> _Stated goal_
Omit all images. Write out the rest of the material exactly.

┌──

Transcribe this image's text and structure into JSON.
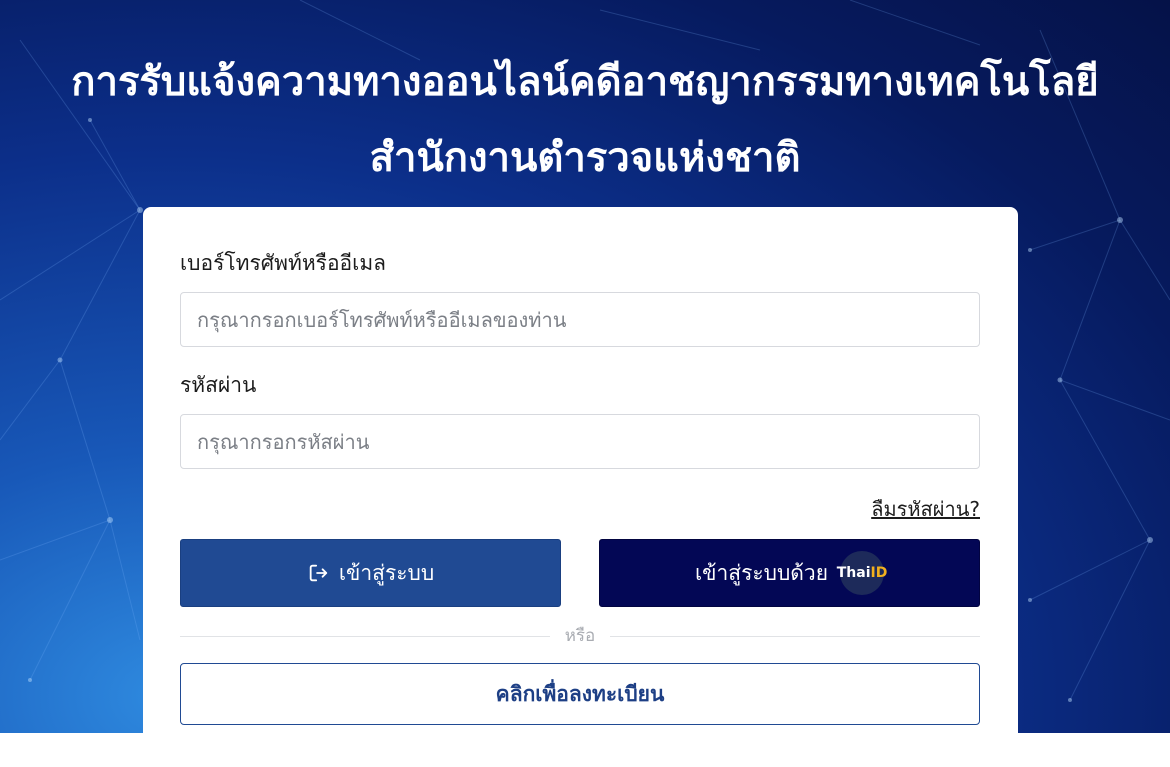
{
  "header": {
    "title_line1": "การรับแจ้งความทางออนไลน์คดีอาชญากรรมทางเทคโนโลยี",
    "title_line2": "สำนักงานตำรวจแห่งชาติ"
  },
  "login_form": {
    "username_label": "เบอร์โทรศัพท์หรืออีเมล",
    "username_placeholder": "กรุณากรอกเบอร์โทรศัพท์หรืออีเมลของท่าน",
    "username_value": "",
    "password_label": "รหัสผ่าน",
    "password_placeholder": "กรุณากรอกรหัสผ่าน",
    "password_value": "",
    "forgot_password": "ลืมรหัสผ่าน?",
    "login_button": "เข้าสู่ระบบ",
    "thaid_button": "เข้าสู่ระบบด้วย",
    "thaid_logo_thai": "Thai",
    "thaid_logo_id": "ID",
    "divider_text": "หรือ",
    "register_button": "คลิกเพื่อลงทะเบียน"
  },
  "icons": {
    "login_icon": "sign-in-icon",
    "thaid_icon": "thaid-logo"
  },
  "colors": {
    "login_button_bg": "#204a93",
    "thaid_button_bg": "#030755",
    "register_text": "#1d3f85",
    "background_dark": "#061a5e",
    "background_light": "#2f8be0"
  }
}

└──

> _Task answer_
Transcribe this image's text and structure into JSON.
{
  "header": {
    "title_line1": "การรับแจ้งความทางออนไลน์คดีอาชญากรรมทางเทคโนโลยี",
    "title_line2": "สำนักงานตำรวจแห่งชาติ"
  },
  "login_form": {
    "username_label": "เบอร์โทรศัพท์หรืออีเมล",
    "username_placeholder": "กรุณากรอกเบอร์โทรศัพท์หรืออีเมลของท่าน",
    "username_value": "",
    "password_label": "รหัสผ่าน",
    "password_placeholder": "กรุณากรอกรหัสผ่าน",
    "password_value": "",
    "forgot_password": "ลืมรหัสผ่าน?",
    "login_button": "เข้าสู่ระบบ",
    "thaid_button": "เข้าสู่ระบบด้วย",
    "thaid_logo_thai": "Thai",
    "thaid_logo_id": "ID",
    "divider_text": "หรือ",
    "register_button": "คลิกเพื่อลงทะเบียน"
  },
  "icons": {
    "login_icon": "sign-in-icon",
    "thaid_icon": "thaid-logo"
  },
  "colors": {
    "login_button_bg": "#204a93",
    "thaid_button_bg": "#030755",
    "register_text": "#1d3f85",
    "background_dark": "#061a5e",
    "background_light": "#2f8be0"
  }
}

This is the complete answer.